### MATERIAL SUPPLIED ###

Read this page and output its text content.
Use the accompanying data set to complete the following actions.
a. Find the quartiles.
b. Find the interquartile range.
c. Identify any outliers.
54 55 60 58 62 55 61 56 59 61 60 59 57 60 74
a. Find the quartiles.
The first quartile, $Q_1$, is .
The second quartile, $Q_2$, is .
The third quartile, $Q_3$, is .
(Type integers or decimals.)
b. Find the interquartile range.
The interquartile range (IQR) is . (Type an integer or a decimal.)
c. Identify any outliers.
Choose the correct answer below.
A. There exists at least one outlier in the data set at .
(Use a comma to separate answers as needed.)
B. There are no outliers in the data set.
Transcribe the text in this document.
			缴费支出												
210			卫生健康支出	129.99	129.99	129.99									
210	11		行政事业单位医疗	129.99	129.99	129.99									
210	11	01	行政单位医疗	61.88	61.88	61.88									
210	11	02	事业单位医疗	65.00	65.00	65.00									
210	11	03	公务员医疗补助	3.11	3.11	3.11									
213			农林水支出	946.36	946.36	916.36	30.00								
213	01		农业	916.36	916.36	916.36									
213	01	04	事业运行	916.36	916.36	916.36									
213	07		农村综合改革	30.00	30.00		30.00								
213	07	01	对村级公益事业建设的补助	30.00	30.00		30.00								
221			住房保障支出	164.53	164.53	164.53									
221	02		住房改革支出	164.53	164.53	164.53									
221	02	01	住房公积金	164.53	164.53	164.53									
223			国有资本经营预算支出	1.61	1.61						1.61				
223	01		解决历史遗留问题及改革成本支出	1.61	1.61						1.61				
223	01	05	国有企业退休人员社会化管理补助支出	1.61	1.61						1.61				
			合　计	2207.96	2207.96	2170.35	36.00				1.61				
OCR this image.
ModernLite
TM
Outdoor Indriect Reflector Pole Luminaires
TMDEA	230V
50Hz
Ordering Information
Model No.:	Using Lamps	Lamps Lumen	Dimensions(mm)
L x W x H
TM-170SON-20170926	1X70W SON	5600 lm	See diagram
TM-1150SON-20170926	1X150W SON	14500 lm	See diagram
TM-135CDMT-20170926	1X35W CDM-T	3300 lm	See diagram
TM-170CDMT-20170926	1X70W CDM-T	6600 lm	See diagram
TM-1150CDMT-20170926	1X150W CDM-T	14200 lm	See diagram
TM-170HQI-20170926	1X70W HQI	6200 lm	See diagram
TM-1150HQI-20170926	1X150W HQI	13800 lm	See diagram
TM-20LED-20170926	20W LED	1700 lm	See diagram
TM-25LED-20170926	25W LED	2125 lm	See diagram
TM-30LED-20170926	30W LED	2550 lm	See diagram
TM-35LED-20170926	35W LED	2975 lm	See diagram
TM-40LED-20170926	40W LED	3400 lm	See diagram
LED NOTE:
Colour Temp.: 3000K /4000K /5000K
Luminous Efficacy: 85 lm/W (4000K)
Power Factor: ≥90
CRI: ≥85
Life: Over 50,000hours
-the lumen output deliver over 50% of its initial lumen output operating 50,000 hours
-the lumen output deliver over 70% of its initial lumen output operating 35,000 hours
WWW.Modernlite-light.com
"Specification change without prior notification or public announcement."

###

- _GIVEN EXERCISE_: Write the number of lines containing the word "data" and nothing besides it.

- _SOLUTION TO THIS TASK_: 3